# Work to complete
Reproduce every line of the material below verbatim, keeping each character and its order unchanged.

[Dataset items]

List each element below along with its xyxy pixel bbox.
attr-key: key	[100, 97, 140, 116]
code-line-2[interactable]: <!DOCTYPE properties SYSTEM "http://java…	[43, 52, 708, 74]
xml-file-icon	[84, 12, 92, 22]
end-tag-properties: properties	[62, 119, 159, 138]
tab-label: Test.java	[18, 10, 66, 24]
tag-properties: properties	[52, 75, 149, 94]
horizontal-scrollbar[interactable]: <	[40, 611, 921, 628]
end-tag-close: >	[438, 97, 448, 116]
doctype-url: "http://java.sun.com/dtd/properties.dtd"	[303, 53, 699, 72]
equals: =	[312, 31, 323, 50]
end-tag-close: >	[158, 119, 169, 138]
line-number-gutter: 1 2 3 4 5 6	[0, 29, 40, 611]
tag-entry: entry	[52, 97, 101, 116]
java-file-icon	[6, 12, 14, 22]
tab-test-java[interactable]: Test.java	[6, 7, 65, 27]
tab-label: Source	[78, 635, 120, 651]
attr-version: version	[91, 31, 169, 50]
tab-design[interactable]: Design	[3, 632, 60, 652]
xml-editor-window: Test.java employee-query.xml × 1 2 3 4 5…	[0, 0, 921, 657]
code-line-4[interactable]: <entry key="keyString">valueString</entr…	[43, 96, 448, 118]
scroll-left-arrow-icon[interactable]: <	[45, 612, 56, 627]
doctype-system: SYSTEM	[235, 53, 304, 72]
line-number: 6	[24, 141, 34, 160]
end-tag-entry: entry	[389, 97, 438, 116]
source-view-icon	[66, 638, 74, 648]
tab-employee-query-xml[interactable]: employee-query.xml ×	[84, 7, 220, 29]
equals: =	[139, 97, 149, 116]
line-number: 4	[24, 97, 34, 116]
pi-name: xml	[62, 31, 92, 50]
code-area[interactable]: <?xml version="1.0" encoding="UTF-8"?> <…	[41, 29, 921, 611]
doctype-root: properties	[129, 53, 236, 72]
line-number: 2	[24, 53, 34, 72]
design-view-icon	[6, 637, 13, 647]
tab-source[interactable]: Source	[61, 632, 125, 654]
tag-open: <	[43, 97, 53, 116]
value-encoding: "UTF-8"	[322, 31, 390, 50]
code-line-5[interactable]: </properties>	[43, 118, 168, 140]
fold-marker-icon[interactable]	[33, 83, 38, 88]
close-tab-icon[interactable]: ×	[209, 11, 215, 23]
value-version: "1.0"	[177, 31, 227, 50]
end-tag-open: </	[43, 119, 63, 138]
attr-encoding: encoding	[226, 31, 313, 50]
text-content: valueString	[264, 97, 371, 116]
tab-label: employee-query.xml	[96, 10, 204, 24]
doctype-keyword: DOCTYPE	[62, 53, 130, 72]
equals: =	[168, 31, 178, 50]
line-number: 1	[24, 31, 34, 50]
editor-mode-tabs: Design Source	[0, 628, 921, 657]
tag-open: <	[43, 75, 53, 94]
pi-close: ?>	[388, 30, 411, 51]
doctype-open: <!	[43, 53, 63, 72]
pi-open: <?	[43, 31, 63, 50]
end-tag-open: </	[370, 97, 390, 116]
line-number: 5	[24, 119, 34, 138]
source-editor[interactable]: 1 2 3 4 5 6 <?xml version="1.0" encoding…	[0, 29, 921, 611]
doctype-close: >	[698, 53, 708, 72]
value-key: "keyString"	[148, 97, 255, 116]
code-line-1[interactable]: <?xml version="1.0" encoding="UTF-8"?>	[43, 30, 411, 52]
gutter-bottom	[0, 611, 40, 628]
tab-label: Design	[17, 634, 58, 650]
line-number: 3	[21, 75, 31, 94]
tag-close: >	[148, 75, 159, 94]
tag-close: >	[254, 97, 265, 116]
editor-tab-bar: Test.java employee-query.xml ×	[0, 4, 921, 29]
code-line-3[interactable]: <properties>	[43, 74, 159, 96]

# Result
List each element below along with its xyxy pixel bbox.
attr-key: key	[100, 97, 140, 116]
code-line-2[interactable]: <!DOCTYPE properties SYSTEM "http://java…	[43, 52, 708, 74]
xml-file-icon	[84, 12, 92, 22]
end-tag-properties: properties	[62, 119, 159, 138]
tab-label: Test.java	[18, 10, 66, 24]
tag-properties: properties	[52, 75, 149, 94]
horizontal-scrollbar[interactable]: <	[40, 611, 921, 628]
end-tag-close: >	[438, 97, 448, 116]
doctype-url: "http://java.sun.com/dtd/properties.dtd"	[303, 53, 699, 72]
equals: =	[312, 31, 323, 50]
end-tag-close: >	[158, 119, 169, 138]
line-number-gutter: 1 2 3 4 5 6	[0, 29, 40, 611]
tag-entry: entry	[52, 97, 101, 116]
java-file-icon	[6, 12, 14, 22]
tab-test-java[interactable]: Test.java	[6, 7, 65, 27]
tab-label: Source	[78, 635, 120, 651]
attr-version: version	[91, 31, 169, 50]
tab-design[interactable]: Design	[3, 632, 60, 652]
xml-editor-window: Test.java employee-query.xml × 1 2 3 4 5…	[0, 0, 921, 657]
code-line-4[interactable]: <entry key="keyString">valueString</entr…	[43, 96, 448, 118]
scroll-left-arrow-icon[interactable]: <	[45, 612, 56, 627]
doctype-system: SYSTEM	[235, 53, 304, 72]
line-number: 6	[24, 141, 34, 160]
end-tag-entry: entry	[389, 97, 438, 116]
source-view-icon	[66, 638, 74, 648]
tab-employee-query-xml[interactable]: employee-query.xml ×	[84, 7, 220, 29]
equals: =	[139, 97, 149, 116]
line-number: 4	[24, 97, 34, 116]
pi-name: xml	[62, 31, 92, 50]
code-area[interactable]: <?xml version="1.0" encoding="UTF-8"?> <…	[41, 29, 921, 611]
doctype-root: properties	[129, 53, 236, 72]
line-number: 2	[24, 53, 34, 72]
design-view-icon	[6, 637, 13, 647]
tab-source[interactable]: Source	[61, 632, 125, 654]
tag-open: <	[43, 97, 53, 116]
value-encoding: "UTF-8"	[322, 31, 390, 50]
code-line-5[interactable]: </properties>	[43, 118, 168, 140]
fold-marker-icon[interactable]	[33, 83, 38, 88]
close-tab-icon[interactable]: ×	[209, 11, 215, 23]
value-version: "1.0"	[177, 31, 227, 50]
end-tag-open: </	[43, 119, 63, 138]
attr-encoding: encoding	[226, 31, 313, 50]
text-content: valueString	[264, 97, 371, 116]
tab-label: employee-query.xml	[96, 10, 204, 24]
doctype-keyword: DOCTYPE	[62, 53, 130, 72]
equals: =	[168, 31, 178, 50]
line-number: 1	[24, 31, 34, 50]
editor-mode-tabs: Design Source	[0, 628, 921, 657]
tag-open: <	[43, 75, 53, 94]
pi-close: ?>	[388, 30, 411, 51]
doctype-open: <!	[43, 53, 63, 72]
pi-open: <?	[43, 31, 63, 50]
end-tag-open: </	[370, 97, 390, 116]
line-number: 5	[24, 119, 34, 138]
source-editor[interactable]: 1 2 3 4 5 6 <?xml version="1.0" encoding…	[0, 29, 921, 611]
doctype-close: >	[698, 53, 708, 72]
value-key: "keyString"	[148, 97, 255, 116]
code-line-1[interactable]: <?xml version="1.0" encoding="UTF-8"?>	[43, 30, 411, 52]
gutter-bottom	[0, 611, 40, 628]
tab-label: Design	[17, 634, 58, 650]
line-number: 3	[21, 75, 31, 94]
tag-close: >	[148, 75, 159, 94]
tag-close: >	[254, 97, 265, 116]
editor-tab-bar: Test.java employee-query.xml ×	[0, 4, 921, 29]
code-line-3[interactable]: <properties>	[43, 74, 159, 96]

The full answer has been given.